**Written request**
Pick out and copy every line below that has the word "screenshot".

[Dataset items]
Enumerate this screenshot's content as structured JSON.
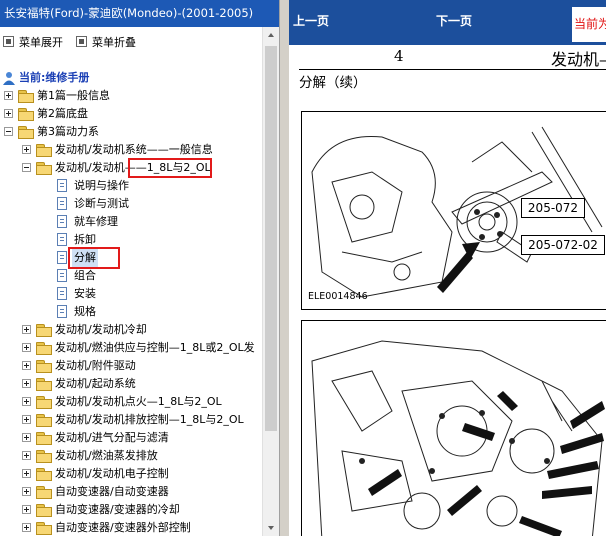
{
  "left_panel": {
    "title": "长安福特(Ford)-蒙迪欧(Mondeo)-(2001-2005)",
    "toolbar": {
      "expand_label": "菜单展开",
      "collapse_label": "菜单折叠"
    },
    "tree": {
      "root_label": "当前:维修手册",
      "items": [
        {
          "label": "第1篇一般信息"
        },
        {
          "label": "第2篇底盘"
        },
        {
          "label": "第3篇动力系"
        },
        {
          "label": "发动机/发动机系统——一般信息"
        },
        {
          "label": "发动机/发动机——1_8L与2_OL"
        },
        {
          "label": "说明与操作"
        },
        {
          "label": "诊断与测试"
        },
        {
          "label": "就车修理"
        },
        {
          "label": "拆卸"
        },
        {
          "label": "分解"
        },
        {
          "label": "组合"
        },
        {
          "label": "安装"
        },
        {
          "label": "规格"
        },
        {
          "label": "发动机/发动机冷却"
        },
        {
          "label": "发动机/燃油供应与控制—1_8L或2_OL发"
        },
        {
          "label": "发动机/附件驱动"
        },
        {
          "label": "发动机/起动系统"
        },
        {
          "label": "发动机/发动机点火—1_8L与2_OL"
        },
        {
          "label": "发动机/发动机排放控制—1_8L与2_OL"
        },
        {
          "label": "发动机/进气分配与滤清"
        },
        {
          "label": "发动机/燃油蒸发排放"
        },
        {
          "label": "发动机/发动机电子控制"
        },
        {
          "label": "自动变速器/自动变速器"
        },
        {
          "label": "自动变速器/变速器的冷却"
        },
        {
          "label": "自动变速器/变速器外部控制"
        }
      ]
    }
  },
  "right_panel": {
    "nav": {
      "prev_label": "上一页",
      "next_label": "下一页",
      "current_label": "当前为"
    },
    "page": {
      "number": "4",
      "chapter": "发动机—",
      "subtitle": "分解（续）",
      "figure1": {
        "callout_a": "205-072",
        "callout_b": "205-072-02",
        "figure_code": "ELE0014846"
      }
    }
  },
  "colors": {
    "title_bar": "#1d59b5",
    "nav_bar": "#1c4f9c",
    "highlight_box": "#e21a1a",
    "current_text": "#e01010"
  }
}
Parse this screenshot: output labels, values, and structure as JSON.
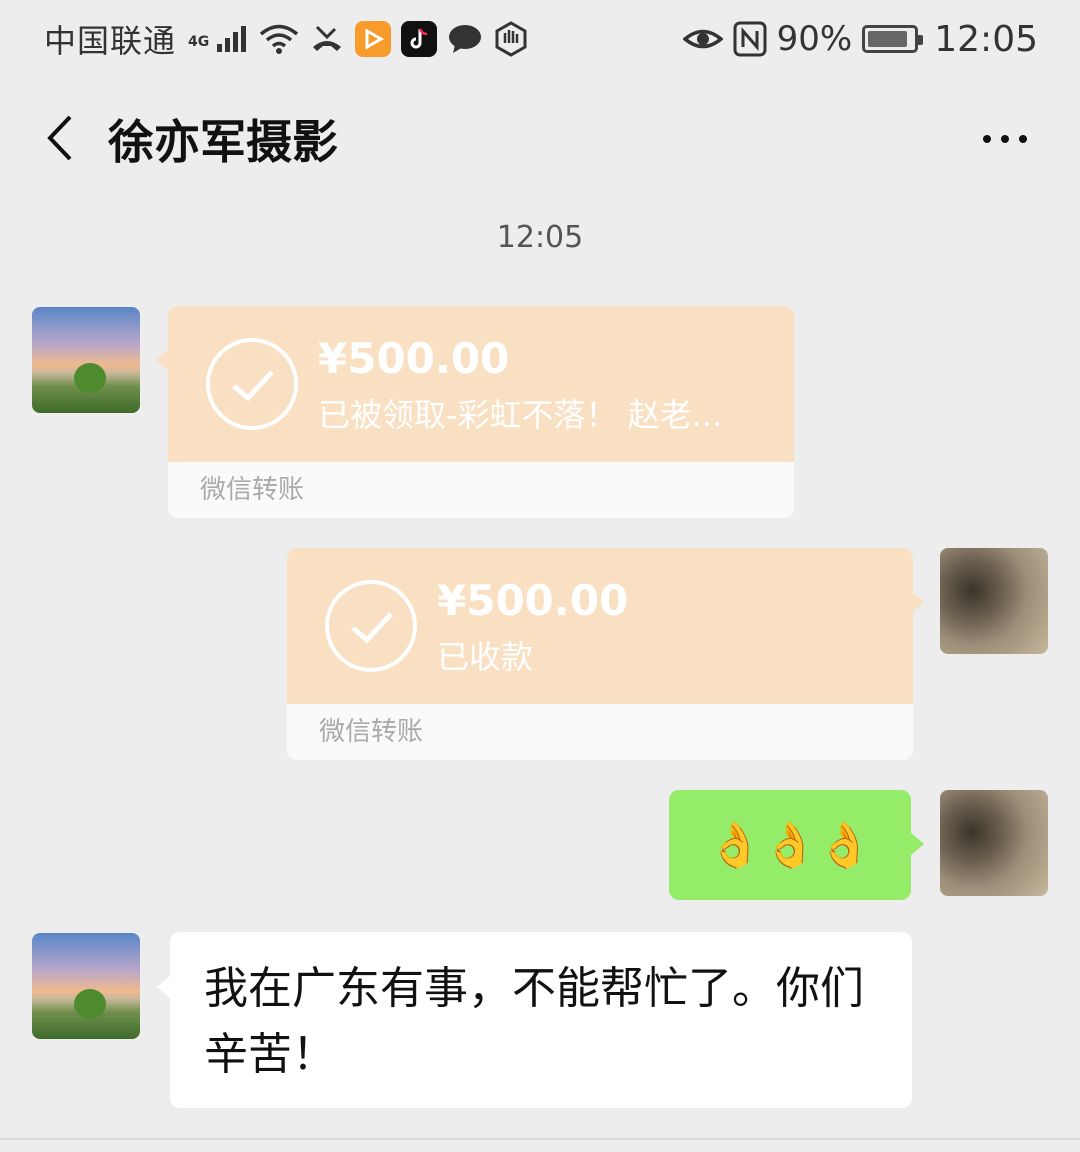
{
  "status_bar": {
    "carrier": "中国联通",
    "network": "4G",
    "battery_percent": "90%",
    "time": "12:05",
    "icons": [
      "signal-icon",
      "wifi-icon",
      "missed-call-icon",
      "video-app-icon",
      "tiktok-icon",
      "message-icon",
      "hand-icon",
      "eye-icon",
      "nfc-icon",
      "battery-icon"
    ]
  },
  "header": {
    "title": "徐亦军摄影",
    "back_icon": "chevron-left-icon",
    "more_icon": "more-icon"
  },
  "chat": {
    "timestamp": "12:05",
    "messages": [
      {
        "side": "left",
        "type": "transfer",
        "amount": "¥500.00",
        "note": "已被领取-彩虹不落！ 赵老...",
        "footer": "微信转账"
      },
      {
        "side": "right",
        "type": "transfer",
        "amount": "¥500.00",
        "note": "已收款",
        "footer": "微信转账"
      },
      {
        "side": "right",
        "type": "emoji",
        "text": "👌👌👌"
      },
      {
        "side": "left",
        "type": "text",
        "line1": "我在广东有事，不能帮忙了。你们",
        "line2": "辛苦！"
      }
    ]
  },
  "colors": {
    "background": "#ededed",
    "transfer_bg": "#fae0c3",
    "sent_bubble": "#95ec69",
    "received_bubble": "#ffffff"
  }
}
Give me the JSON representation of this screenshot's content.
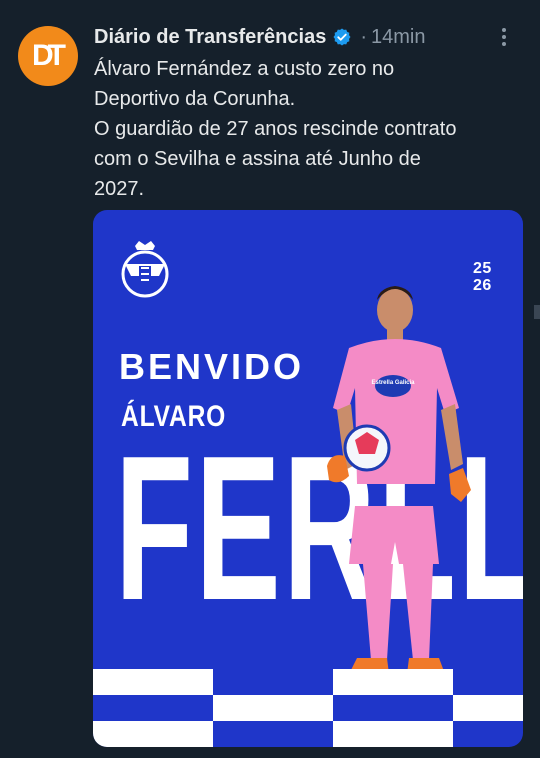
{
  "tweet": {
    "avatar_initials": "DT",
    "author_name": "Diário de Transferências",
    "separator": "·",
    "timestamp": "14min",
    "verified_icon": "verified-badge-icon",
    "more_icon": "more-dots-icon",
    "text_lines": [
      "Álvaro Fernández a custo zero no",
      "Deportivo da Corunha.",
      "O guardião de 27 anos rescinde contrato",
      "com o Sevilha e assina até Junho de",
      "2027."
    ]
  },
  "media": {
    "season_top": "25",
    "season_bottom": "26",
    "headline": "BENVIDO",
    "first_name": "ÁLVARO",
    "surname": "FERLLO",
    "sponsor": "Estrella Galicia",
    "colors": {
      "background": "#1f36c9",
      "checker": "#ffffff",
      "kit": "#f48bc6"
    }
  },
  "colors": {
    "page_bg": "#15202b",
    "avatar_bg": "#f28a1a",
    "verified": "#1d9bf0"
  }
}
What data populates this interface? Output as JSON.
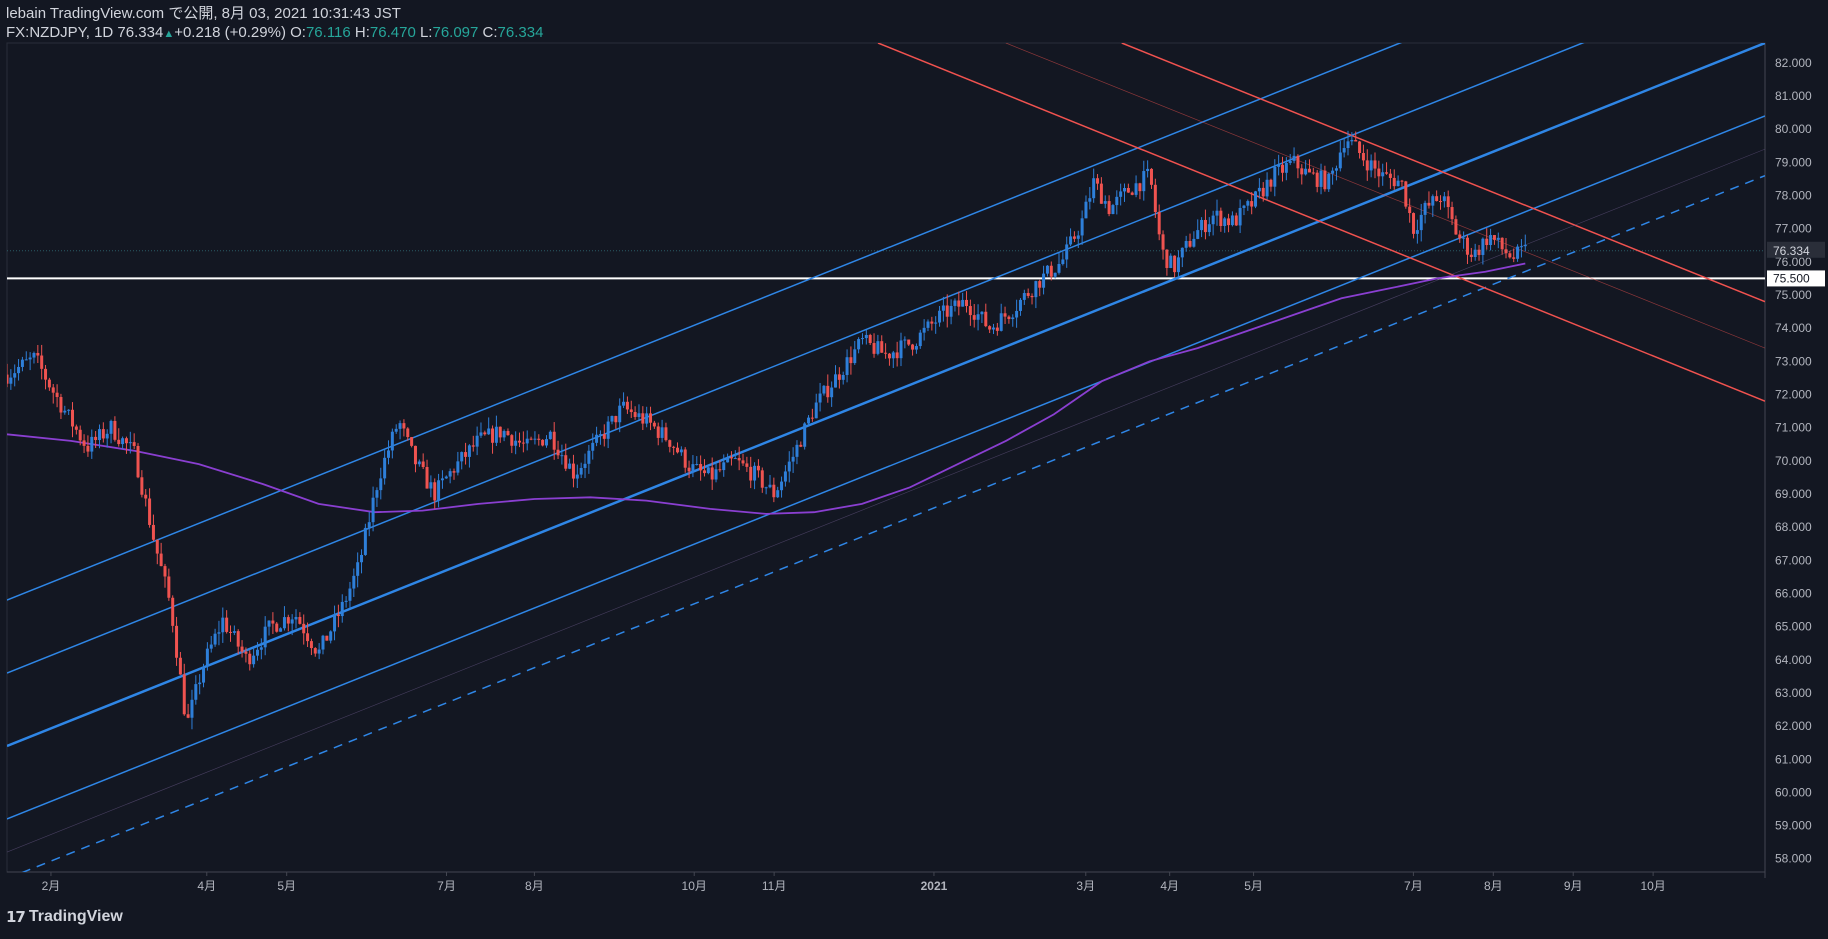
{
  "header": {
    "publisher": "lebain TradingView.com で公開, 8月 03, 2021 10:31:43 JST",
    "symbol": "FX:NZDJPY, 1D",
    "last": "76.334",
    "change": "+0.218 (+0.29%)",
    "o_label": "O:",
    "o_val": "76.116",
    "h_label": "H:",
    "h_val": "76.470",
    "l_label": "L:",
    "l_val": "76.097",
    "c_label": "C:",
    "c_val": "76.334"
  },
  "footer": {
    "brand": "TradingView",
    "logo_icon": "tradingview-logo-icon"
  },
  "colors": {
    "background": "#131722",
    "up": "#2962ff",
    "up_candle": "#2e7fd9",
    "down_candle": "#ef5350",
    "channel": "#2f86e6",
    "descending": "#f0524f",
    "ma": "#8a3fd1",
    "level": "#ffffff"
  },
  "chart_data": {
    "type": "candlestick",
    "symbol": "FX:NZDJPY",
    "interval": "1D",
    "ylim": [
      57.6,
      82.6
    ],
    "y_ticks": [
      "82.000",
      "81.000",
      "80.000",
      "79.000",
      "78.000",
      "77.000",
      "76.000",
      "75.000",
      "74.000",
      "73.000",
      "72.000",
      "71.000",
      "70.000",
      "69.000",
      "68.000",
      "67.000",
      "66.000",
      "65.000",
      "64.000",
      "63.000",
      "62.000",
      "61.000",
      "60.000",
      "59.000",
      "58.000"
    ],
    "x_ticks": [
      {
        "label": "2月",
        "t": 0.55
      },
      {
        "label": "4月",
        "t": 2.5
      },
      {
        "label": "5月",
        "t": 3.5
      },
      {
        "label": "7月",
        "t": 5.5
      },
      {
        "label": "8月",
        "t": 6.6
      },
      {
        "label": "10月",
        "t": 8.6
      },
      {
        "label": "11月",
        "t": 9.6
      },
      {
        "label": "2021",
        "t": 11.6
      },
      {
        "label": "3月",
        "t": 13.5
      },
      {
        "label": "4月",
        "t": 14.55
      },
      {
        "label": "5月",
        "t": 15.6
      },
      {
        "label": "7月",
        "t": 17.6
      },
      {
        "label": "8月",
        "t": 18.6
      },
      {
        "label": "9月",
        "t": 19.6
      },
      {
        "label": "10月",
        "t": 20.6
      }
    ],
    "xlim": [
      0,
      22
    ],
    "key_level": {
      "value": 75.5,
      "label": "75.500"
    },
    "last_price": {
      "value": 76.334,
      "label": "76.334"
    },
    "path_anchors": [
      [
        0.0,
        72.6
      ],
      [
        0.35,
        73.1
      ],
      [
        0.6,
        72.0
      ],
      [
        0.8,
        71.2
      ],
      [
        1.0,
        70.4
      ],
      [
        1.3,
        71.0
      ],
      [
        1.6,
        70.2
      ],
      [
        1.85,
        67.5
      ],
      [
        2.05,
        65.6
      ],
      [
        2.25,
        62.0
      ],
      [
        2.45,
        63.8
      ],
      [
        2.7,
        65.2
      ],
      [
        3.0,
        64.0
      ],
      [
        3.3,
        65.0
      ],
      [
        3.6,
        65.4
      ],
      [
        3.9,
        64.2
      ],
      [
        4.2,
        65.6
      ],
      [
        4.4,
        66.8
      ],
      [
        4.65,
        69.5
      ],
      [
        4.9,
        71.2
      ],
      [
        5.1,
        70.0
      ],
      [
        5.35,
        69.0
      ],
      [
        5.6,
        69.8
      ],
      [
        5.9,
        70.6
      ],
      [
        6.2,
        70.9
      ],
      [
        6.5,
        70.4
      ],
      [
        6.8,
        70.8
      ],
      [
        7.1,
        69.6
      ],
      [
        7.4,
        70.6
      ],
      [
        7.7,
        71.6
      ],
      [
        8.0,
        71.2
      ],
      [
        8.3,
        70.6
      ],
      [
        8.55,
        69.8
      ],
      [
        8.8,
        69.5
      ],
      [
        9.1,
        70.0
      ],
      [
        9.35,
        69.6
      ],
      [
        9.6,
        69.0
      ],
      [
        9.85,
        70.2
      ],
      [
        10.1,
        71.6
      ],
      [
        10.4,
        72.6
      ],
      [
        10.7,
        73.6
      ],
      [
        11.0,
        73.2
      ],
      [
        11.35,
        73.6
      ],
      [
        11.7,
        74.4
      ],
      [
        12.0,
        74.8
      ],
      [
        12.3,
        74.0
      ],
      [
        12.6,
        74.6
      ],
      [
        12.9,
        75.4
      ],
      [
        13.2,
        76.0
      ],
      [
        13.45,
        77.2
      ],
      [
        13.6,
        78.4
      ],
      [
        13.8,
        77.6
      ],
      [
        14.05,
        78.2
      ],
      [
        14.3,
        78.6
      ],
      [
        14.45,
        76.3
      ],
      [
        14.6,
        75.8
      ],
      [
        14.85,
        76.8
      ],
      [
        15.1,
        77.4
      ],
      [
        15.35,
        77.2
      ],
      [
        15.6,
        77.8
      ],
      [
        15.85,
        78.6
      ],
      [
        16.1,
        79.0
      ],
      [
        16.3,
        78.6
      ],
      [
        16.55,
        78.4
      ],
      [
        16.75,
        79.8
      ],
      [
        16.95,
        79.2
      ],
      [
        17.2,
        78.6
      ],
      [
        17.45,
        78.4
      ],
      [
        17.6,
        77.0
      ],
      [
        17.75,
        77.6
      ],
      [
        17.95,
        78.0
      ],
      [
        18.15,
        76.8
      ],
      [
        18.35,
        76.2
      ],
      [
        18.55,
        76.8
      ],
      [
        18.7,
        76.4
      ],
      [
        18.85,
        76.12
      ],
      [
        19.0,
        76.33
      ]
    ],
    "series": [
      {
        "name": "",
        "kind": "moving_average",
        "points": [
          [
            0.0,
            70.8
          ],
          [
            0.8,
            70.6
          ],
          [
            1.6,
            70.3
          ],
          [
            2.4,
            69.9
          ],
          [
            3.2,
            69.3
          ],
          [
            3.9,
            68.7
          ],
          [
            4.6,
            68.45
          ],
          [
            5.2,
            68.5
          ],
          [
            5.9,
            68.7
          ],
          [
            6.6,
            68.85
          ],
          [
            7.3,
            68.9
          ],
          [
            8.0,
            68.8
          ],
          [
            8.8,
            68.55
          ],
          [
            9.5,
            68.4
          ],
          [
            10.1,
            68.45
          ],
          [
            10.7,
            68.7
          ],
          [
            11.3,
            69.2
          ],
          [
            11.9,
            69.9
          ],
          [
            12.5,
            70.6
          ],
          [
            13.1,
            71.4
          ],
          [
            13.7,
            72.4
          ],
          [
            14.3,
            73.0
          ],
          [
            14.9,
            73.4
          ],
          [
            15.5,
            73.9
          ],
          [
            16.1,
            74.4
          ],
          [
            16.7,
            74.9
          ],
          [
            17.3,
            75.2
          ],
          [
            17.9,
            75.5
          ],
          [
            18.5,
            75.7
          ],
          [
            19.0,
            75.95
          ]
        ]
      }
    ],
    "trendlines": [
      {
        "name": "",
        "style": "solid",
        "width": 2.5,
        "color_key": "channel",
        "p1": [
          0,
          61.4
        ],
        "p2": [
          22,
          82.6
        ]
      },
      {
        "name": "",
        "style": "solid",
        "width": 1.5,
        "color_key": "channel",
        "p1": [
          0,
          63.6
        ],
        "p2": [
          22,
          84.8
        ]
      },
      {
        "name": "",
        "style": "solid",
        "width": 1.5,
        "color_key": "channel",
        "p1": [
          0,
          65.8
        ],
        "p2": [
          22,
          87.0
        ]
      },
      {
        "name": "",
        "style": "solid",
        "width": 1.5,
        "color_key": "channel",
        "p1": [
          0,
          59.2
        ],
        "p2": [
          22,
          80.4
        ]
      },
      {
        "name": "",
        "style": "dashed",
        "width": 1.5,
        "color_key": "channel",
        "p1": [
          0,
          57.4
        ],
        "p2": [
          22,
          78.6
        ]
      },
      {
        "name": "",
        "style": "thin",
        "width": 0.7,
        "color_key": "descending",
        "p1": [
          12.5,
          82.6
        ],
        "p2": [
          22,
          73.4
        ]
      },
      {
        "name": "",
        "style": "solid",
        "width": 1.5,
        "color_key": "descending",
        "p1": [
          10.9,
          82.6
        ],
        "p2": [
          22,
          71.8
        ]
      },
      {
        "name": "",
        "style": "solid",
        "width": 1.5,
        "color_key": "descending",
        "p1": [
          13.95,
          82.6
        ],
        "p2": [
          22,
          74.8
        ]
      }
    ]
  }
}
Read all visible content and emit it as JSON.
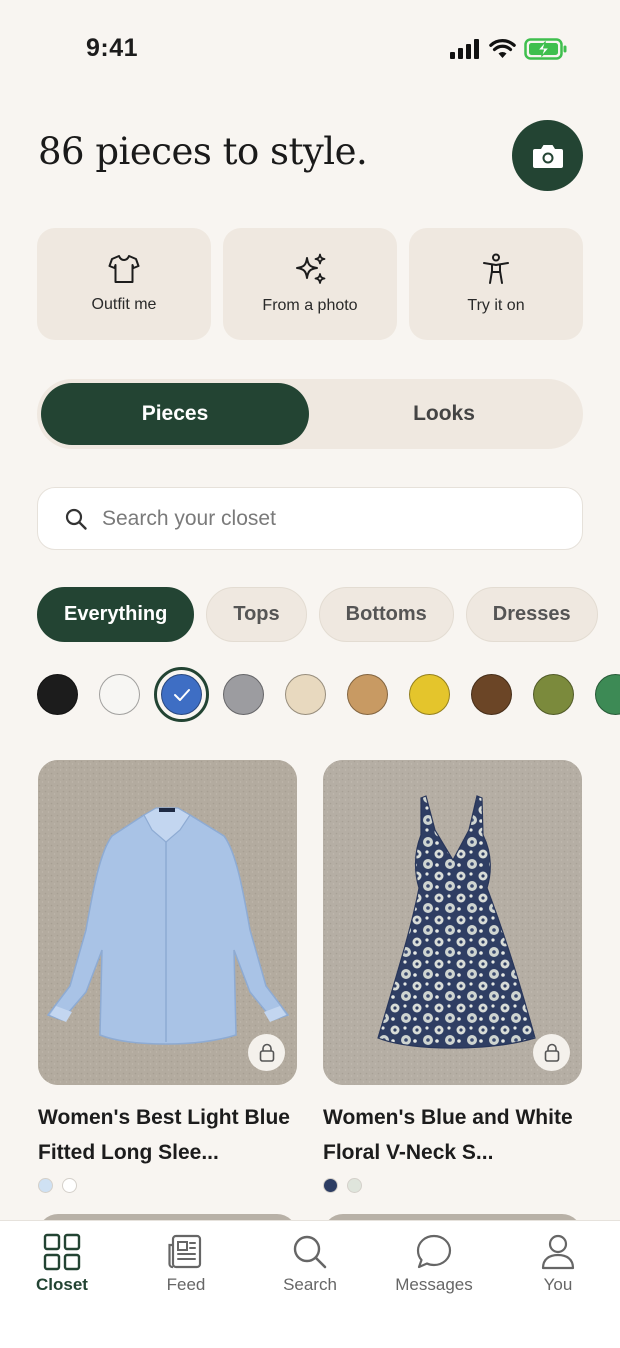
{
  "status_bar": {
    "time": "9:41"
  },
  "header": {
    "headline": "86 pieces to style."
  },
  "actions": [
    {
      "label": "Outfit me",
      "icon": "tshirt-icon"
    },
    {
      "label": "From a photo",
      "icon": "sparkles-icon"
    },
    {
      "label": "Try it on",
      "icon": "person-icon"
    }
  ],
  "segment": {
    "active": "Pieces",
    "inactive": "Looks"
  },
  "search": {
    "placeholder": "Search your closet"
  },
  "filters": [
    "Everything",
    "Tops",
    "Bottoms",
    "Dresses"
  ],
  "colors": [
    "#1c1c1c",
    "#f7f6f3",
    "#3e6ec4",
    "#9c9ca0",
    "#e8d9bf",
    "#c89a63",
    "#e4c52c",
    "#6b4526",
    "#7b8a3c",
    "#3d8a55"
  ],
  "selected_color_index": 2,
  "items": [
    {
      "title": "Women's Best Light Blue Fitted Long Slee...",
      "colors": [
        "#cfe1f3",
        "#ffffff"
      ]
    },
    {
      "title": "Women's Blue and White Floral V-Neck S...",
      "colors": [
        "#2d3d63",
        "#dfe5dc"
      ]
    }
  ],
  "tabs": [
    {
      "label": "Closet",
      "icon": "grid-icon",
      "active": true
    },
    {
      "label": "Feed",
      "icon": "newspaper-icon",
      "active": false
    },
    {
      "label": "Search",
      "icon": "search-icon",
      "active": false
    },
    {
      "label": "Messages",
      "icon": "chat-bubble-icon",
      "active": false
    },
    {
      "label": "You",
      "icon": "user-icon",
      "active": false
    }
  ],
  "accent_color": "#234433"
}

**Problem solution**
Enumerate this screenshot's content as structured JSON.
Parse this screenshot: output labels, values, and structure as JSON.
Give me the JSON representation of this screenshot's content.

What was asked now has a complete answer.